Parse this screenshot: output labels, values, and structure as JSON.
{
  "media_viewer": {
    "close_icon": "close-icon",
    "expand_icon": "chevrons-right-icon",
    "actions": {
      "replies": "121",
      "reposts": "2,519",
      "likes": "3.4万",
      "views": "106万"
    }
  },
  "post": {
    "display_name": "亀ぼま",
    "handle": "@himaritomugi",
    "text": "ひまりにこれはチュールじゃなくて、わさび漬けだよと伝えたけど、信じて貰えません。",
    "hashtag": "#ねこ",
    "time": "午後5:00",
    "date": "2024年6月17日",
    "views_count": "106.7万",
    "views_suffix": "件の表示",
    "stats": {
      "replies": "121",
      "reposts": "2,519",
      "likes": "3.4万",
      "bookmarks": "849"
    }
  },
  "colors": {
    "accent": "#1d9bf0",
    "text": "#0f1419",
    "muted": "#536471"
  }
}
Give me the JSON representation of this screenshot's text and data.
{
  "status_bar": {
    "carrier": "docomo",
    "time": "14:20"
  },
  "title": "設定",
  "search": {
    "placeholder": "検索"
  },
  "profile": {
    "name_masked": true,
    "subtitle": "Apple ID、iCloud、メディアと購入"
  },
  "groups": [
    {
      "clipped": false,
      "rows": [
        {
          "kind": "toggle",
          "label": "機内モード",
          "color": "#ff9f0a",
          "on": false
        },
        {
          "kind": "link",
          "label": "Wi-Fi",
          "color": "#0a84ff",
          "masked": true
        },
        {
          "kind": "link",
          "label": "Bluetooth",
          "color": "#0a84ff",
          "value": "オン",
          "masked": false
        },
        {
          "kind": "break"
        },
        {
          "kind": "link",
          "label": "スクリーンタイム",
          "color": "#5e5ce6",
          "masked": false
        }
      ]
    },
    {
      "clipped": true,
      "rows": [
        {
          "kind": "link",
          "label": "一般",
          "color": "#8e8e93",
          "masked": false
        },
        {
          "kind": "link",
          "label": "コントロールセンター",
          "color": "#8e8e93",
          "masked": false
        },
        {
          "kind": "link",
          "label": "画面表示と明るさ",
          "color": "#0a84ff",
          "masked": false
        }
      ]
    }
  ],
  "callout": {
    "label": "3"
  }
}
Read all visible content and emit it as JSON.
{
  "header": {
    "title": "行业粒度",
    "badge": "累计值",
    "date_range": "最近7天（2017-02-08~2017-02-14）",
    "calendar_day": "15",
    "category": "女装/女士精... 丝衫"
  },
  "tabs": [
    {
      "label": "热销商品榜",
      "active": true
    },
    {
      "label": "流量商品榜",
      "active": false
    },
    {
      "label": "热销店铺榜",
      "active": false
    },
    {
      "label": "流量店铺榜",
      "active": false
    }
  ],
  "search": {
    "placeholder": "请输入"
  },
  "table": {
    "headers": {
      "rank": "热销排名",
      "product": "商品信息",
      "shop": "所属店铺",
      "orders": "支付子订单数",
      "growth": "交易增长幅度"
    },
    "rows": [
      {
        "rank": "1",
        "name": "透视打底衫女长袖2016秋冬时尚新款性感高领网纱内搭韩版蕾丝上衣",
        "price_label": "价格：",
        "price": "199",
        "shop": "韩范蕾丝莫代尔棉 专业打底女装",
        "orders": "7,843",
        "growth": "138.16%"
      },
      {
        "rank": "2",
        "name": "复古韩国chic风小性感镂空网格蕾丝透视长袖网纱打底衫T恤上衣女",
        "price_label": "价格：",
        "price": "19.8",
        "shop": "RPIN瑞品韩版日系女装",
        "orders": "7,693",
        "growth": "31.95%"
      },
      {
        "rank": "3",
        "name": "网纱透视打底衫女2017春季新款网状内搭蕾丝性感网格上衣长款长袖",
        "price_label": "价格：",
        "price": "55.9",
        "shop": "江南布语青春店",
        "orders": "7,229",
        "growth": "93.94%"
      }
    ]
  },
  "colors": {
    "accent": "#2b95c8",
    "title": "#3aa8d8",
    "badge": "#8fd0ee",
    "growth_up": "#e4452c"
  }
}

—————

## Set exercise
Type out the full listing again, exactly as given.

## Expected answer
Parse this screenshot: output labels, values, and structure as JSON.
{
  "media_viewer": {
    "close_icon": "close-icon",
    "expand_icon": "chevrons-right-icon",
    "actions": {
      "replies": "121",
      "reposts": "2,519",
      "likes": "3.4万",
      "views": "106万"
    }
  },
  "post": {
    "display_name": "亀ぼま",
    "handle": "@himaritomugi",
    "text": "ひまりにこれはチュールじゃなくて、わさび漬けだよと伝えたけど、信じて貰えません。",
    "hashtag": "#ねこ",
    "time": "午後5:00",
    "date": "2024年6月17日",
    "views_count": "106.7万",
    "views_suffix": "件の表示",
    "stats": {
      "replies": "121",
      "reposts": "2,519",
      "likes": "3.4万",
      "bookmarks": "849"
    }
  },
  "colors": {
    "accent": "#1d9bf0",
    "text": "#0f1419",
    "muted": "#536471"
  }
}
Give me the JSON representation of this screenshot's text and data.
{
  "status_bar": {
    "carrier": "docomo",
    "time": "14:20"
  },
  "title": "設定",
  "search": {
    "placeholder": "検索"
  },
  "profile": {
    "name_masked": true,
    "subtitle": "Apple ID、iCloud、メディアと購入"
  },
  "groups": [
    {
      "clipped": false,
      "rows": [
        {
          "kind": "toggle",
          "label": "機内モード",
          "color": "#ff9f0a",
          "on": false
        },
        {
          "kind": "link",
          "label": "Wi-Fi",
          "color": "#0a84ff",
          "masked": true
        },
        {
          "kind": "link",
          "label": "Bluetooth",
          "color": "#0a84ff",
          "value": "オン",
          "masked": false
        },
        {
          "kind": "break"
        },
        {
          "kind": "link",
          "label": "スクリーンタイム",
          "color": "#5e5ce6",
          "masked": false
        }
      ]
    },
    {
      "clipped": true,
      "rows": [
        {
          "kind": "link",
          "label": "一般",
          "color": "#8e8e93",
          "masked": false
        },
        {
          "kind": "link",
          "label": "コントロールセンター",
          "color": "#8e8e93",
          "masked": false
        },
        {
          "kind": "link",
          "label": "画面表示と明るさ",
          "color": "#0a84ff",
          "masked": false
        }
      ]
    }
  ],
  "callout": {
    "label": "3"
  }
}
Read all visible content and emit it as JSON.
{
  "header": {
    "title": "行业粒度",
    "badge": "累计值",
    "date_range": "最近7天（2017-02-08~2017-02-14）",
    "calendar_day": "15",
    "category": "女装/女士精... 丝衫"
  },
  "tabs": [
    {
      "label": "热销商品榜",
      "active": true
    },
    {
      "label": "流量商品榜",
      "active": false
    },
    {
      "label": "热销店铺榜",
      "active": false
    },
    {
      "label": "流量店铺榜",
      "active": false
    }
  ],
  "search": {
    "placeholder": "请输入"
  },
  "table": {
    "headers": {
      "rank": "热销排名",
      "product": "商品信息",
      "shop": "所属店铺",
      "orders": "支付子订单数",
      "growth": "交易增长幅度"
    },
    "rows": [
      {
        "rank": "1",
        "name": "透视打底衫女长袖2016秋冬时尚新款性感高领网纱内搭韩版蕾丝上衣",
        "price_label": "价格：",
        "price": "199",
        "shop": "韩范蕾丝莫代尔棉 专业打底女装",
        "orders": "7,843",
        "growth": "138.16%"
      },
      {
        "rank": "2",
        "name": "复古韩国chic风小性感镂空网格蕾丝透视长袖网纱打底衫T恤上衣女",
        "price_label": "价格：",
        "price": "19.8",
        "shop": "RPIN瑞品韩版日系女装",
        "orders": "7,693",
        "growth": "31.95%"
      },
      {
        "rank": "3",
        "name": "网纱透视打底衫女2017春季新款网状内搭蕾丝性感网格上衣长款长袖",
        "price_label": "价格：",
        "price": "55.9",
        "shop": "江南布语青春店",
        "orders": "7,229",
        "growth": "93.94%"
      }
    ]
  },
  "colors": {
    "accent": "#2b95c8",
    "title": "#3aa8d8",
    "badge": "#8fd0ee",
    "growth_up": "#e4452c"
  }
}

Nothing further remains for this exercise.